[RECORDS FOR THIS EXERCISE — start]

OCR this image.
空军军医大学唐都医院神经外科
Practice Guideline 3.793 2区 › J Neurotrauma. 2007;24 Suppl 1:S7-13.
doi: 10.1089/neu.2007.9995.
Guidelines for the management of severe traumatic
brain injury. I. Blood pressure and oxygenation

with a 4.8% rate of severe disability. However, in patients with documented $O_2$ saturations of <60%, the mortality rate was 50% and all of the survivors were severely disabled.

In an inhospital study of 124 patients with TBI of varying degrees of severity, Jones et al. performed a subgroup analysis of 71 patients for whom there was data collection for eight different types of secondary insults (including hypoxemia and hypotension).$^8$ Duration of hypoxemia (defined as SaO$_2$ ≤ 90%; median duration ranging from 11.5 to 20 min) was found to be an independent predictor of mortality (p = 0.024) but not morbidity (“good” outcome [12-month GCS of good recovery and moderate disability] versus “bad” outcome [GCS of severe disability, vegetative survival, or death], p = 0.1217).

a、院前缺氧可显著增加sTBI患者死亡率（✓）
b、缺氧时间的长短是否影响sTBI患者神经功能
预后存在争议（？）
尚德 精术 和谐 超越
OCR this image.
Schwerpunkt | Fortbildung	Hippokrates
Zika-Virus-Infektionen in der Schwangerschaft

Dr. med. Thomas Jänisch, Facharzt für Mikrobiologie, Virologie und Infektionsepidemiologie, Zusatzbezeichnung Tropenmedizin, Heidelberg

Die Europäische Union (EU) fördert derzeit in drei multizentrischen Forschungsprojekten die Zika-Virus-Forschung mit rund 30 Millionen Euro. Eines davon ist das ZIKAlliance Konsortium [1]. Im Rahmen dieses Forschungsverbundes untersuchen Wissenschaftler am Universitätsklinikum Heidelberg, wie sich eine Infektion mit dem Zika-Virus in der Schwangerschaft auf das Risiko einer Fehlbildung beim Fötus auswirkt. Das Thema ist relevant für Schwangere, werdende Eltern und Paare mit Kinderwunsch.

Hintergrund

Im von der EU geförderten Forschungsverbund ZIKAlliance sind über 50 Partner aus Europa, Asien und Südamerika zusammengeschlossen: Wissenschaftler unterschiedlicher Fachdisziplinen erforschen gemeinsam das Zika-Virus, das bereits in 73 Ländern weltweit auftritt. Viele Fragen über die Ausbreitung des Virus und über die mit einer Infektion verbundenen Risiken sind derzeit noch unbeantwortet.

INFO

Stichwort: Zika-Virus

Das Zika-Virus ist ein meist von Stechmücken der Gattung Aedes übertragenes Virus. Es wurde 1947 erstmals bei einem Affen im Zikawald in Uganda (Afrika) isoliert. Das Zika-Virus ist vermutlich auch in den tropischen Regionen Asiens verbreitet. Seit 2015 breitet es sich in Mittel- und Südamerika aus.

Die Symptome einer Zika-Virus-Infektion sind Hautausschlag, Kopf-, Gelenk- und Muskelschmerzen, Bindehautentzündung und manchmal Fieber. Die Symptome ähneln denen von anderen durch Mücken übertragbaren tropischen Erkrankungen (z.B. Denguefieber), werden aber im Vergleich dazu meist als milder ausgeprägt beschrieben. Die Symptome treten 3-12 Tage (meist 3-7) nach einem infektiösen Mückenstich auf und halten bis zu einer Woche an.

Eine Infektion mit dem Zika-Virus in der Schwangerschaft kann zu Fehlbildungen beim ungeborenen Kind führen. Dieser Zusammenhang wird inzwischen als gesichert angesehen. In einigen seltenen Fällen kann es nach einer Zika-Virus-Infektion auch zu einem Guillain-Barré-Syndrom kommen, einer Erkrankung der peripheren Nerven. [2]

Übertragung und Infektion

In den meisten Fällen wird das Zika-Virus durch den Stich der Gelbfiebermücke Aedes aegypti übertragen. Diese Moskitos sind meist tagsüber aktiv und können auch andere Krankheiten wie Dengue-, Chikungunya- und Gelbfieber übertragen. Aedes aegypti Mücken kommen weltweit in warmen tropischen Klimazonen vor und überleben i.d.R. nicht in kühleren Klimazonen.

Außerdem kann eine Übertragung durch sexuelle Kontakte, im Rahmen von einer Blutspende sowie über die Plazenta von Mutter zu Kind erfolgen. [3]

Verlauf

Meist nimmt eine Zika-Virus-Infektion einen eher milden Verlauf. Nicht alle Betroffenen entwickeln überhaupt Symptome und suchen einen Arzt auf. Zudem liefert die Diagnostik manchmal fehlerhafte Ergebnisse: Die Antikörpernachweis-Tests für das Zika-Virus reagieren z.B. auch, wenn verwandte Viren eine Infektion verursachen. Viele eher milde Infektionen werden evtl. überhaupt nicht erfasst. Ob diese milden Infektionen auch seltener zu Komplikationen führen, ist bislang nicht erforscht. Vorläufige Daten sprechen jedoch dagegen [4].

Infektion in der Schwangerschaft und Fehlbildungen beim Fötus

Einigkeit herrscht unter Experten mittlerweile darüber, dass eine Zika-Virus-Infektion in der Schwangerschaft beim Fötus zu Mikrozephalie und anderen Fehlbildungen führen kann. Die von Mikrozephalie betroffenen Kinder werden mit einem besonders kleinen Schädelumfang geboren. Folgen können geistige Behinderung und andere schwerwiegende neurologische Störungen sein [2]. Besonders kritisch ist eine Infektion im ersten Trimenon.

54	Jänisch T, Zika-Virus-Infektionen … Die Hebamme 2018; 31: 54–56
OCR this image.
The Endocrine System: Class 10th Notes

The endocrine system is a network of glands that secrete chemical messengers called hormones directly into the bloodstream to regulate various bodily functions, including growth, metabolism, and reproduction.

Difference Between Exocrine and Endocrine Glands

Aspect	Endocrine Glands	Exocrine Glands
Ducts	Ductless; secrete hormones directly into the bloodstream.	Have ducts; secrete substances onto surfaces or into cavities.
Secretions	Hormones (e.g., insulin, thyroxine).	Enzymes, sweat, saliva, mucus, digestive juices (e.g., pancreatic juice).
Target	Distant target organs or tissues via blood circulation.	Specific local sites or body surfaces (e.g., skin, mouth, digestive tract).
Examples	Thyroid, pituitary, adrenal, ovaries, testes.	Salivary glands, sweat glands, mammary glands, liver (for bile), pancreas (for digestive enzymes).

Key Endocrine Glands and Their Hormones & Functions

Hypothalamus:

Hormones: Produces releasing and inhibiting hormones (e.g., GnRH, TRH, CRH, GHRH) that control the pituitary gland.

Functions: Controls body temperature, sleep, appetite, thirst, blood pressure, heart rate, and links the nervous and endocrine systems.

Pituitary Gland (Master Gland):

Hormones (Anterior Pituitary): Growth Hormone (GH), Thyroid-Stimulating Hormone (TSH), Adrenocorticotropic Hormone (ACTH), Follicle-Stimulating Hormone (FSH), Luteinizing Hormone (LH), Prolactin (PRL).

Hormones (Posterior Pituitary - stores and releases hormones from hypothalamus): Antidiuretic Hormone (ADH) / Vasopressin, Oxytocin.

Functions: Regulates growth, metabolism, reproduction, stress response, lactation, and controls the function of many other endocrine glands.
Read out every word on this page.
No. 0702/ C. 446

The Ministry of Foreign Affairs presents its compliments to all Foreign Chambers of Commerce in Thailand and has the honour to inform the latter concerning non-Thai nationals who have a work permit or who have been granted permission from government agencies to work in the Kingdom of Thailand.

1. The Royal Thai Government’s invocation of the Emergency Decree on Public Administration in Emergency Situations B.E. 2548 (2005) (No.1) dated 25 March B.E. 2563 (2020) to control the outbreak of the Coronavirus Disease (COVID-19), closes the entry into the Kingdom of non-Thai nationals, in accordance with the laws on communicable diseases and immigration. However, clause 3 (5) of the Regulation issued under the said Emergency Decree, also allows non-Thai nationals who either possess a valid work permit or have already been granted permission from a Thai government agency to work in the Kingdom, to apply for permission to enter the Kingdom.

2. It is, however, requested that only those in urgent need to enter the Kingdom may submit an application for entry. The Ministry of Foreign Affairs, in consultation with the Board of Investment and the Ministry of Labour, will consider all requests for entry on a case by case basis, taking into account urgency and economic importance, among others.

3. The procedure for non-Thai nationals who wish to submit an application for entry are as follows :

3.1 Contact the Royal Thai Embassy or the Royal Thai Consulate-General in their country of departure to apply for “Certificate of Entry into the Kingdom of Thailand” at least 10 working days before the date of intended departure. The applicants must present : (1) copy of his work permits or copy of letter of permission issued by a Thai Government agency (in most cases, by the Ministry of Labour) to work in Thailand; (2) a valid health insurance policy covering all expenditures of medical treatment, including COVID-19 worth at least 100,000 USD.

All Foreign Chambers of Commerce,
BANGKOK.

[RECORDS FOR THIS EXERCISE — finish]

#### ACTIVITY
Every line that holds the word "secrete" should be copied from the listing.

#### RESULT FOR THIS TASK
The endocrine system is a network of glands that secrete chemical messengers called hormones directly into the bloodstream to regulate various bodily functions, including growth, metabolism, and reproduction.
Ducts	Ductless; secrete hormones directly into the bloodstream.	Have ducts; secrete substances onto surfaces or into cavities.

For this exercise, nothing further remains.